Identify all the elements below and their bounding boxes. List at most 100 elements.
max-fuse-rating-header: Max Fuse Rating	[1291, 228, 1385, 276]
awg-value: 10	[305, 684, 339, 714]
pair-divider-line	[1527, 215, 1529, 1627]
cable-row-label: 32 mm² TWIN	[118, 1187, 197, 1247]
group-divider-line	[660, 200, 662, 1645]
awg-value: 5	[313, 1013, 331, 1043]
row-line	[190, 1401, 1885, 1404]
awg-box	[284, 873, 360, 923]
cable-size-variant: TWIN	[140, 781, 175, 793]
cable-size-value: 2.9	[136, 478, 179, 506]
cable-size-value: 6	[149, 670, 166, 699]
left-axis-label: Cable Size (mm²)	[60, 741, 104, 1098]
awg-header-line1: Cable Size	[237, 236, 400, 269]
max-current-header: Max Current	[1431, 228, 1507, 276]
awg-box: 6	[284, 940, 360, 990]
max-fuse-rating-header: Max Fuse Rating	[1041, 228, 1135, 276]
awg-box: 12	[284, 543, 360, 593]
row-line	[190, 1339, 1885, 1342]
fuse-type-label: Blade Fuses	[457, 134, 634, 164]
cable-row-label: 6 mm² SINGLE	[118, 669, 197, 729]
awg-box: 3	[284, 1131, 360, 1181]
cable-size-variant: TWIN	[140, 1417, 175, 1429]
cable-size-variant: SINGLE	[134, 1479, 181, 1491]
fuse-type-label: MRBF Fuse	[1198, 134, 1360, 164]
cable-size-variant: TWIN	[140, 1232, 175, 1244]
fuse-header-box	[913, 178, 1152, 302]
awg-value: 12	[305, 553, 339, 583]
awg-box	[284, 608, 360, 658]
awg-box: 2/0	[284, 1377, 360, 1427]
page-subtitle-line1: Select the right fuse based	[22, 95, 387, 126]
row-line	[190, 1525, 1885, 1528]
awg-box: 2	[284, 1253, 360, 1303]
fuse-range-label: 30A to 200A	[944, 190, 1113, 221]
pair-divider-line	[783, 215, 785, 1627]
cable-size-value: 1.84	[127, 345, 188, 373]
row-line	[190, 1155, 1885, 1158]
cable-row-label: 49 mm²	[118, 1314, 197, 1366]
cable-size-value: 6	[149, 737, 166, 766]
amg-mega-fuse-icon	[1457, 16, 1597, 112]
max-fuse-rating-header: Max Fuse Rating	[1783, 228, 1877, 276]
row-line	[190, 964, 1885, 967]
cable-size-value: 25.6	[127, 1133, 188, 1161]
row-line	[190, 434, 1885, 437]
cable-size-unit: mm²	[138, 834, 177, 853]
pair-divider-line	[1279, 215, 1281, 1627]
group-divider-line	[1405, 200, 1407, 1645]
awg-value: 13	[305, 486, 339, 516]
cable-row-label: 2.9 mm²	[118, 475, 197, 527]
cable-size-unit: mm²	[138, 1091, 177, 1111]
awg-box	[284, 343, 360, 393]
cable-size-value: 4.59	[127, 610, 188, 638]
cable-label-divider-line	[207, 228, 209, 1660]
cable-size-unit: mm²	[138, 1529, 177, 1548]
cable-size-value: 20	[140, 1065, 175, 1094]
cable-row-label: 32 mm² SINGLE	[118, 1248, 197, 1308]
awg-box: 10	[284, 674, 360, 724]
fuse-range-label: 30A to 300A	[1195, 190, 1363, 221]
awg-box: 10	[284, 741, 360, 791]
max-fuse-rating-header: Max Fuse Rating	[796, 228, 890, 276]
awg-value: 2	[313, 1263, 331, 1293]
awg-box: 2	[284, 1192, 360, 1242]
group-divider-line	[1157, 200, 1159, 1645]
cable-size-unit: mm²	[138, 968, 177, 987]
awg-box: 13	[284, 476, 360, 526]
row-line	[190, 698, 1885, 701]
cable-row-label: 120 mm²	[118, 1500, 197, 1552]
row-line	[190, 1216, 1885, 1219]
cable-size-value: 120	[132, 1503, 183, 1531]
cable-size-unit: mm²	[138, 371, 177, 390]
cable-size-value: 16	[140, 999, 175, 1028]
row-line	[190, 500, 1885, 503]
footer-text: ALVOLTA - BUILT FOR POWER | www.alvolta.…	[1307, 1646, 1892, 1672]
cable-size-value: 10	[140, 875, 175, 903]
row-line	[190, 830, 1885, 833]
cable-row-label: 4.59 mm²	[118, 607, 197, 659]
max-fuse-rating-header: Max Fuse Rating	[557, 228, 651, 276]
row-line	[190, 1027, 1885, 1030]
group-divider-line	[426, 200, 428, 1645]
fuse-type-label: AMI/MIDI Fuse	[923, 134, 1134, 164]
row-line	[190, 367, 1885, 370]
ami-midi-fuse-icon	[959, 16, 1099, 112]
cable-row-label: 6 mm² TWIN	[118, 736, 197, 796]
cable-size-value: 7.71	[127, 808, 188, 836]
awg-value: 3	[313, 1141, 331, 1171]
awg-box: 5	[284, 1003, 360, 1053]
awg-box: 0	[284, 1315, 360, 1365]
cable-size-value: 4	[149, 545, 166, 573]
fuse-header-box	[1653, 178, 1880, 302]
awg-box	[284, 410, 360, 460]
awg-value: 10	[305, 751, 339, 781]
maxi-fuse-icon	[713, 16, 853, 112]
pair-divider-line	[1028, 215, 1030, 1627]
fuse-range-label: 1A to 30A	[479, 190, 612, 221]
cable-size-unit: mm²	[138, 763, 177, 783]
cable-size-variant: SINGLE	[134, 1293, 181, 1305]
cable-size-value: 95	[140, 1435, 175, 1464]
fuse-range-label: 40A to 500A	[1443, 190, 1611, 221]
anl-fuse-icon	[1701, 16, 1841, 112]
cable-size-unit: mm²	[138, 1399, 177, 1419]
- - - - -
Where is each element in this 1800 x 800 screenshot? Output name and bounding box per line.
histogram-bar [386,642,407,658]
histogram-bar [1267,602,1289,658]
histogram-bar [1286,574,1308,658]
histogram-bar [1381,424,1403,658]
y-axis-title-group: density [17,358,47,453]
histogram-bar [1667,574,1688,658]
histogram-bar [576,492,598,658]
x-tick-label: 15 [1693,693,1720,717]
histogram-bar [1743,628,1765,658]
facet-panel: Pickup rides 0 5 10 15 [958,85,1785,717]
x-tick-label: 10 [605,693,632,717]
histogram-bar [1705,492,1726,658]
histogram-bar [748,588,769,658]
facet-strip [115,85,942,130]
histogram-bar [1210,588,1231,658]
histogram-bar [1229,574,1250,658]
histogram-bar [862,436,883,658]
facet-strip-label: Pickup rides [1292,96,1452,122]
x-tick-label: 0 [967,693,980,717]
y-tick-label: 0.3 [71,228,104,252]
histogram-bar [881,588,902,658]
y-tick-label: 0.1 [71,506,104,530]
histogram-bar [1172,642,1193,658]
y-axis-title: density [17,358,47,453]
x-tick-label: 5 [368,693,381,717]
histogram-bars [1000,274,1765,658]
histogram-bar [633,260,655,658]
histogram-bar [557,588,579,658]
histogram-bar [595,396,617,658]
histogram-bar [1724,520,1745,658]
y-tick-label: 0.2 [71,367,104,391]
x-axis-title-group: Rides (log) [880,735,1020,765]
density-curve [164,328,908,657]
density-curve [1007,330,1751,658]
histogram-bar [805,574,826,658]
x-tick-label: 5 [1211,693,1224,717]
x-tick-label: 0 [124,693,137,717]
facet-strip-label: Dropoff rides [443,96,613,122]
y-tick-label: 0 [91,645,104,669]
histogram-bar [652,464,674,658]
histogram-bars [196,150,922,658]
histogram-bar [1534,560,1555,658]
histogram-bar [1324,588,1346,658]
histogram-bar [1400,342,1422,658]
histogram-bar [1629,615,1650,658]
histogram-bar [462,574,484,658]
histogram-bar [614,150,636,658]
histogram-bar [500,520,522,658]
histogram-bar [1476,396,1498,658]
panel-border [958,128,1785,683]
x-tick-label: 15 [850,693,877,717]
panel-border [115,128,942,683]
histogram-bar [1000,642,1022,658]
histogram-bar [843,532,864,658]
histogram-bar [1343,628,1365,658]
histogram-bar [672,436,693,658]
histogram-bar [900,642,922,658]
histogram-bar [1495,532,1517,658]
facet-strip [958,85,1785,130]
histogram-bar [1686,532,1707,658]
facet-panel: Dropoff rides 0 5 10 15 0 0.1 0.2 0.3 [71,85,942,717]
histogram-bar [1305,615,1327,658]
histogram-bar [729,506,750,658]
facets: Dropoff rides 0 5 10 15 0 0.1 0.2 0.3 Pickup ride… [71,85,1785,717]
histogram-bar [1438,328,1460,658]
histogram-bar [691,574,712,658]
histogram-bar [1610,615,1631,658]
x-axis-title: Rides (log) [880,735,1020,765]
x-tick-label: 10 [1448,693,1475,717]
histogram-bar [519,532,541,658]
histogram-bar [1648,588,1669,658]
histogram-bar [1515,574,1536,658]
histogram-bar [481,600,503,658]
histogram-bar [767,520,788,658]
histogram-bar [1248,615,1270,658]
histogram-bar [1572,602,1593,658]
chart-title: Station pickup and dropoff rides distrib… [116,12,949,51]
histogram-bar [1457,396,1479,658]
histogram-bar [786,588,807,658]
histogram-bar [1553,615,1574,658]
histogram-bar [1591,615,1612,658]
- - - - -
*Task prompt:*
Copy the lines from the line with "Identify all the" up to and including the line with "608, 360, 658]", keeping each one precisely as it appears.

*Written answer:*
Identify all the elements below and their bounding boxes. List at most 100 elements.
max-fuse-rating-header: Max Fuse Rating	[1291, 228, 1385, 276]
awg-value: 10	[305, 684, 339, 714]
pair-divider-line	[1527, 215, 1529, 1627]
cable-row-label: 32 mm² TWIN	[118, 1187, 197, 1247]
group-divider-line	[660, 200, 662, 1645]
awg-value: 5	[313, 1013, 331, 1043]
row-line	[190, 1401, 1885, 1404]
awg-box	[284, 873, 360, 923]
cable-size-variant: TWIN	[140, 781, 175, 793]
cable-size-value: 2.9	[136, 478, 179, 506]
cable-size-value: 6	[149, 670, 166, 699]
left-axis-label: Cable Size (mm²)	[60, 741, 104, 1098]
awg-header-line1: Cable Size	[237, 236, 400, 269]
max-current-header: Max Current	[1431, 228, 1507, 276]
awg-box: 6	[284, 940, 360, 990]
max-fuse-rating-header: Max Fuse Rating	[1041, 228, 1135, 276]
awg-box: 12	[284, 543, 360, 593]
row-line	[190, 1339, 1885, 1342]
fuse-type-label: Blade Fuses	[457, 134, 634, 164]
cable-row-label: 6 mm² SINGLE	[118, 669, 197, 729]
awg-box: 3	[284, 1131, 360, 1181]
cable-size-variant: TWIN	[140, 1417, 175, 1429]
cable-size-variant: SINGLE	[134, 1479, 181, 1491]
fuse-type-label: MRBF Fuse	[1198, 134, 1360, 164]
cable-size-variant: TWIN	[140, 1232, 175, 1244]
fuse-header-box	[913, 178, 1152, 302]
awg-value: 12	[305, 553, 339, 583]
awg-box	[284, 608, 360, 658]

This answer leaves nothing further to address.